(Requirement) Nothing in the records may be left out or altered; reproduce them all exactly.

--- Start of Working data ---

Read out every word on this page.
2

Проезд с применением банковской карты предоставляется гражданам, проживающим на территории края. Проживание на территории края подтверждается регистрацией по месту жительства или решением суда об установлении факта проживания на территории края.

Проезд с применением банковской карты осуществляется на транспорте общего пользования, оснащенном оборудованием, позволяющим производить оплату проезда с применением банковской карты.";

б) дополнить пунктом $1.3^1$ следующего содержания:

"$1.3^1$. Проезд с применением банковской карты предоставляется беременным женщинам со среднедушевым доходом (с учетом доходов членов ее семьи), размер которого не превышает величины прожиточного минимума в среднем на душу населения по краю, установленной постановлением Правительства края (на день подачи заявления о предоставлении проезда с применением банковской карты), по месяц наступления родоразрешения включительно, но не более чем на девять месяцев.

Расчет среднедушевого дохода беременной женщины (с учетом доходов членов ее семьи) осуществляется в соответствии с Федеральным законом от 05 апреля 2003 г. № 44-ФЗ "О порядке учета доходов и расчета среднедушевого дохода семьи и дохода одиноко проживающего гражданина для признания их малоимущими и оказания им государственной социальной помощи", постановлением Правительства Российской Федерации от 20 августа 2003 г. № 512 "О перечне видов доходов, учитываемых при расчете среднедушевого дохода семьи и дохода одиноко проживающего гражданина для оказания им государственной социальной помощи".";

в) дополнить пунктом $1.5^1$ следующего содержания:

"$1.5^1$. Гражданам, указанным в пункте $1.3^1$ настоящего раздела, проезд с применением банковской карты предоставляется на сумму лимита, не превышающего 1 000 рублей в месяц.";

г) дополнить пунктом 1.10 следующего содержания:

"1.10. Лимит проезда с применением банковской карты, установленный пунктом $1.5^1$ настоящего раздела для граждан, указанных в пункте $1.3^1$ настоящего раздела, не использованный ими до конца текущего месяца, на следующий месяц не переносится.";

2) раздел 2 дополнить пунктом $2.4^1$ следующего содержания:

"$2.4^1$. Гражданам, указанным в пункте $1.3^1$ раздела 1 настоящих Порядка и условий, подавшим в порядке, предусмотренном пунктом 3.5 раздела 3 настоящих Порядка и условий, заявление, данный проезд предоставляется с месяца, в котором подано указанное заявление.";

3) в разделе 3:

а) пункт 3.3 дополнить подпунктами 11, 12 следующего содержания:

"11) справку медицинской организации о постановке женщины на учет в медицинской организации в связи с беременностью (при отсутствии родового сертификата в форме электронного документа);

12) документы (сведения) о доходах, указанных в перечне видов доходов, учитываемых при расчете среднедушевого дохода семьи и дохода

--- End of Working data ---

(Solution for this task)
Read out every word on this page.
2

Проезд с применением банковской карты предоставляется гражданам, проживающим на территории края. Проживание на территории края подтверждается регистрацией по месту жительства или решением суда об установлении факта проживания на территории края.

Проезд с применением банковской карты осуществляется на транспорте общего пользования, оснащенном оборудованием, позволяющим производить оплату проезда с применением банковской карты.";

б) дополнить пунктом $1.3^1$ следующего содержания:

"$1.3^1$. Проезд с применением банковской карты предоставляется беременным женщинам со среднедушевым доходом (с учетом доходов членов ее семьи), размер которого не превышает величины прожиточного минимума в среднем на душу населения по краю, установленной постановлением Правительства края (на день подачи заявления о предоставлении проезда с применением банковской карты), по месяц наступления родоразрешения включительно, но не более чем на девять месяцев.

Расчет среднедушевого дохода беременной женщины (с учетом доходов членов ее семьи) осуществляется в соответствии с Федеральным законом от 05 апреля 2003 г. № 44-ФЗ "О порядке учета доходов и расчета среднедушевого дохода семьи и дохода одиноко проживающего гражданина для признания их малоимущими и оказания им государственной социальной помощи", постановлением Правительства Российской Федерации от 20 августа 2003 г. № 512 "О перечне видов доходов, учитываемых при расчете среднедушевого дохода семьи и дохода одиноко проживающего гражданина для оказания им государственной социальной помощи".";

в) дополнить пунктом $1.5^1$ следующего содержания:

"$1.5^1$. Гражданам, указанным в пункте $1.3^1$ настоящего раздела, проезд с применением банковской карты предоставляется на сумму лимита, не превышающего 1 000 рублей в месяц.";

г) дополнить пунктом 1.10 следующего содержания:

"1.10. Лимит проезда с применением банковской карты, установленный пунктом $1.5^1$ настоящего раздела для граждан, указанных в пункте $1.3^1$ настоящего раздела, не использованный ими до конца текущего месяца, на следующий месяц не переносится.";

2) раздел 2 дополнить пунктом $2.4^1$ следующего содержания:

"$2.4^1$. Гражданам, указанным в пункте $1.3^1$ раздела 1 настоящих Порядка и условий, подавшим в порядке, предусмотренном пунктом 3.5 раздела 3 настоящих Порядка и условий, заявление, данный проезд предоставляется с месяца, в котором подано указанное заявление.";

3) в разделе 3:

а) пункт 3.3 дополнить подпунктами 11, 12 следующего содержания:

"11) справку медицинской организации о постановке женщины на учет в медицинской организации в связи с беременностью (при отсутствии родового сертификата в форме электронного документа);

12) документы (сведения) о доходах, указанных в перечне видов доходов, учитываемых при расчете среднедушевого дохода семьи и дохода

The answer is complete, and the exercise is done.